▶ [Description of the task]:
Each line should be copied exactly.
'''
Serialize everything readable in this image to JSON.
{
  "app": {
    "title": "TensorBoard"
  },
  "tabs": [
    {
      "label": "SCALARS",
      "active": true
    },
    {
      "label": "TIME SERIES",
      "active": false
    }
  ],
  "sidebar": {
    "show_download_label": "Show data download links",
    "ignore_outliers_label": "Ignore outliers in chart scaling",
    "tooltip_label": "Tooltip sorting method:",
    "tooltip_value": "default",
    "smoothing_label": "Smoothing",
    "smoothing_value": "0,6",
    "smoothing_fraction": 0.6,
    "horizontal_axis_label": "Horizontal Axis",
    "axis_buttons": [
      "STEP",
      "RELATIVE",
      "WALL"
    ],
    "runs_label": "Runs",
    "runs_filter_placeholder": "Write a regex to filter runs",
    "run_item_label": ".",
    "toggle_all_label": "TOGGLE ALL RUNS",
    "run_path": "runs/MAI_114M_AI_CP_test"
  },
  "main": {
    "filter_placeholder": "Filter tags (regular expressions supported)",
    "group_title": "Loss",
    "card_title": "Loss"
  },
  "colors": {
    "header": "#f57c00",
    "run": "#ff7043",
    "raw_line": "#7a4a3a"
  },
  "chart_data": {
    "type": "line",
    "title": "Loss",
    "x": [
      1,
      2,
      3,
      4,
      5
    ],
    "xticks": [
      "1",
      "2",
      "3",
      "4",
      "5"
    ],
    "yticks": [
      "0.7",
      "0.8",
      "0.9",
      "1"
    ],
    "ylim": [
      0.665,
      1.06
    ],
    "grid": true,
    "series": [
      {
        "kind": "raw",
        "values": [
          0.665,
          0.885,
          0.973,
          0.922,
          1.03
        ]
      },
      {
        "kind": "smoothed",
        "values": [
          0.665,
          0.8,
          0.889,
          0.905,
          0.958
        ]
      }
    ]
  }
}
'''
▶ [Reply to the task]:
Serialize everything readable in this image to JSON.
{
  "app": {
    "title": "TensorBoard"
  },
  "tabs": [
    {
      "label": "SCALARS",
      "active": true
    },
    {
      "label": "TIME SERIES",
      "active": false
    }
  ],
  "sidebar": {
    "show_download_label": "Show data download links",
    "ignore_outliers_label": "Ignore outliers in chart scaling",
    "tooltip_label": "Tooltip sorting method:",
    "tooltip_value": "default",
    "smoothing_label": "Smoothing",
    "smoothing_value": "0,6",
    "smoothing_fraction": 0.6,
    "horizontal_axis_label": "Horizontal Axis",
    "axis_buttons": [
      "STEP",
      "RELATIVE",
      "WALL"
    ],
    "runs_label": "Runs",
    "runs_filter_placeholder": "Write a regex to filter runs",
    "run_item_label": ".",
    "toggle_all_label": "TOGGLE ALL RUNS",
    "run_path": "runs/MAI_114M_AI_CP_test"
  },
  "main": {
    "filter_placeholder": "Filter tags (regular expressions supported)",
    "group_title": "Loss",
    "card_title": "Loss"
  },
  "colors": {
    "header": "#f57c00",
    "run": "#ff7043",
    "raw_line": "#7a4a3a"
  },
  "chart_data": {
    "type": "line",
    "title": "Loss",
    "x": [
      1,
      2,
      3,
      4,
      5
    ],
    "xticks": [
      "1",
      "2",
      "3",
      "4",
      "5"
    ],
    "yticks": [
      "0.7",
      "0.8",
      "0.9",
      "1"
    ],
    "ylim": [
      0.665,
      1.06
    ],
    "grid": true,
    "series": [
      {
        "kind": "raw",
        "values": [
          0.665,
          0.885,
          0.973,
          0.922,
          1.03
        ]
      },
      {
        "kind": "smoothed",
        "values": [
          0.665,
          0.8,
          0.889,
          0.905,
          0.958
        ]
      }
    ]
  }
}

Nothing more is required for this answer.